◆ **STATED EXERCISE**
List, from the lines below, each one with "triangle" in it.

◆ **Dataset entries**
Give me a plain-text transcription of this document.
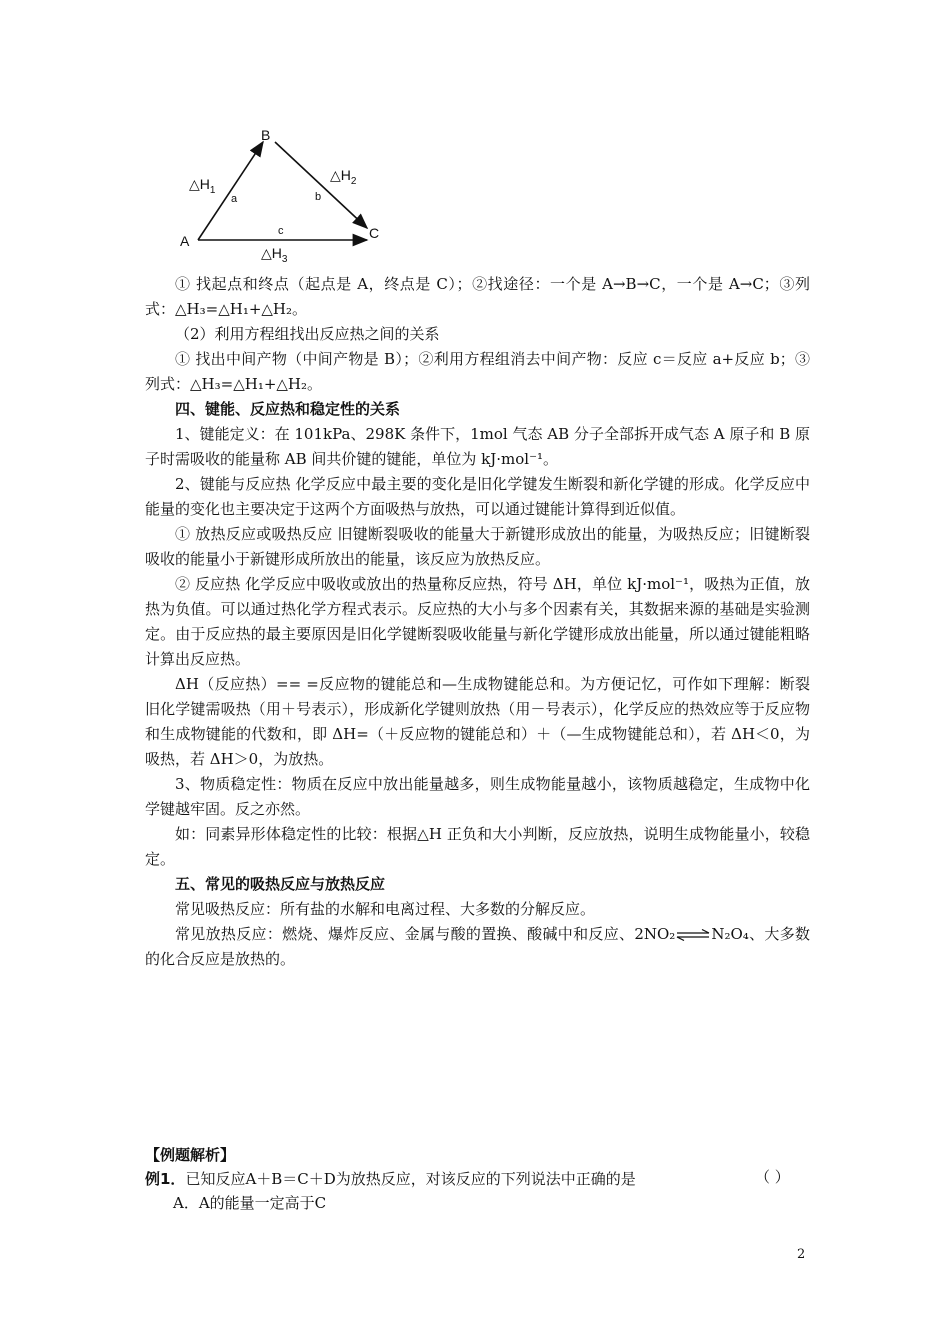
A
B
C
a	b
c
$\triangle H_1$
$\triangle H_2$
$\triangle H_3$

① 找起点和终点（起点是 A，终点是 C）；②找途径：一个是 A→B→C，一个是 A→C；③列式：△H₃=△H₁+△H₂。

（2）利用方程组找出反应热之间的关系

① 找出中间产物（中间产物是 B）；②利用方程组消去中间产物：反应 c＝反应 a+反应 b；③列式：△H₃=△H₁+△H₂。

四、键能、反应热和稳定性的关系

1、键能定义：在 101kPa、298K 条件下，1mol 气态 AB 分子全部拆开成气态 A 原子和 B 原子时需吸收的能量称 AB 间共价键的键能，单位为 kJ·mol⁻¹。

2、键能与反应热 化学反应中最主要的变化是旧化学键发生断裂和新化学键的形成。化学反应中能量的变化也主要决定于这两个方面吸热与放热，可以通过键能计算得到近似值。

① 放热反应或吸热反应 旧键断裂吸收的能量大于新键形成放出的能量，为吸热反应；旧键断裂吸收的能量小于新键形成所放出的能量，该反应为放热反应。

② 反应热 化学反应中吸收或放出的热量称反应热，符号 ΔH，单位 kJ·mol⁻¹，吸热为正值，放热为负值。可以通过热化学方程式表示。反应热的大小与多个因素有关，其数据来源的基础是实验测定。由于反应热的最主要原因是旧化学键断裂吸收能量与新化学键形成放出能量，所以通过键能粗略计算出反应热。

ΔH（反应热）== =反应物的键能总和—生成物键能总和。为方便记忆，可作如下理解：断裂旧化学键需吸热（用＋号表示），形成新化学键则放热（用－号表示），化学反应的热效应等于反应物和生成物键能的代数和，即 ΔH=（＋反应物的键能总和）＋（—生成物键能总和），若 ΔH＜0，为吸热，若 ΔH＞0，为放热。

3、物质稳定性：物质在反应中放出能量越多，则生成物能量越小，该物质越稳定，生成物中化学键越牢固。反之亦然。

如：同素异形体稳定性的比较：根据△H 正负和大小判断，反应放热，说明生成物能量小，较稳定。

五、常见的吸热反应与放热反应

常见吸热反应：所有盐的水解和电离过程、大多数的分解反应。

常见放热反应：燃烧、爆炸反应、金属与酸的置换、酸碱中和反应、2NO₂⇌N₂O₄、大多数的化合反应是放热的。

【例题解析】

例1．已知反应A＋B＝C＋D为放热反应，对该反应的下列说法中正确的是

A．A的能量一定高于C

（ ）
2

* * *

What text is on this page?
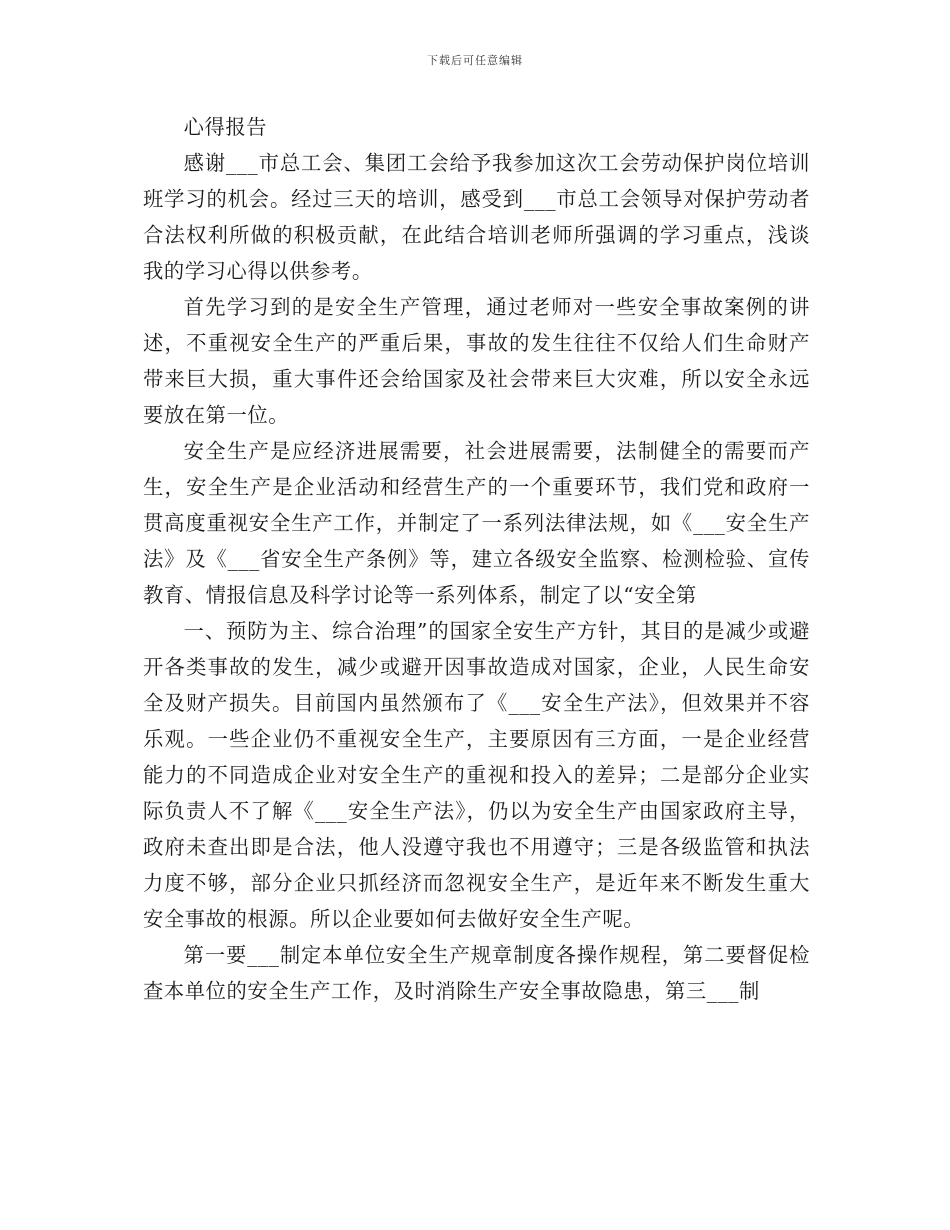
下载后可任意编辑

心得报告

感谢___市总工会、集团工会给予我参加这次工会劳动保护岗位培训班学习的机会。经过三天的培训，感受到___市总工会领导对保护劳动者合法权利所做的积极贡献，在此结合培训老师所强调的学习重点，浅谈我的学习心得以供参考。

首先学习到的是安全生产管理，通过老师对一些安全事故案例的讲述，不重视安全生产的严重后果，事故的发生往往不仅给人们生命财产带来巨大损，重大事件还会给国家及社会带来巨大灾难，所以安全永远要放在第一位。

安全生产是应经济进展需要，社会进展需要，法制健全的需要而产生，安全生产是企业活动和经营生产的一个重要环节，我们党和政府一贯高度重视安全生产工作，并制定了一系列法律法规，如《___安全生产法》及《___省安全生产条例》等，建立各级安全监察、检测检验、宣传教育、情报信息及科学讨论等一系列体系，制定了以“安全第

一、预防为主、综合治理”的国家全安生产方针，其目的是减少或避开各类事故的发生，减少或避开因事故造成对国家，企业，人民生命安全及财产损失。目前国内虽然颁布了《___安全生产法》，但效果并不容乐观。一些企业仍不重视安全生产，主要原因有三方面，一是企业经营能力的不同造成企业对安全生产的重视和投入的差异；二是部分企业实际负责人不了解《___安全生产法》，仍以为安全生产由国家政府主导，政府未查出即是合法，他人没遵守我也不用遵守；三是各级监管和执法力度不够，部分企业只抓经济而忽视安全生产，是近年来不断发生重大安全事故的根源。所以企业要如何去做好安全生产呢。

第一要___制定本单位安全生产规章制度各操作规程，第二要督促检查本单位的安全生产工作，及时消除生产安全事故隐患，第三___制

--

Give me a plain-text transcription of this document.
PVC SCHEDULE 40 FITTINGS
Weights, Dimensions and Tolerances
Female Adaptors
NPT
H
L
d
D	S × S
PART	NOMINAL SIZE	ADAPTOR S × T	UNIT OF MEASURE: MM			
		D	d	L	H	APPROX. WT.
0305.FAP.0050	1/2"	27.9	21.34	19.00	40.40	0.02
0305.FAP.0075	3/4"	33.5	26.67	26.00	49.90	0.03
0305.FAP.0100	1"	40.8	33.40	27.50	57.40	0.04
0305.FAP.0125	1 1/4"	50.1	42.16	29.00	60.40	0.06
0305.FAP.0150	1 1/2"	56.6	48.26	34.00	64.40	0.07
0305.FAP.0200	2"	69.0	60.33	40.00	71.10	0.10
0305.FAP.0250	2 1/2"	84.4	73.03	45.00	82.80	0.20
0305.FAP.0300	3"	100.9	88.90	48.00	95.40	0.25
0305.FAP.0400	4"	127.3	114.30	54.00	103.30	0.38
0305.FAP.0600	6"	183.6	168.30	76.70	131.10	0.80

◆ **SOLUTION**
$\triangle H_1$
$\triangle H_2$
$\triangle H_3$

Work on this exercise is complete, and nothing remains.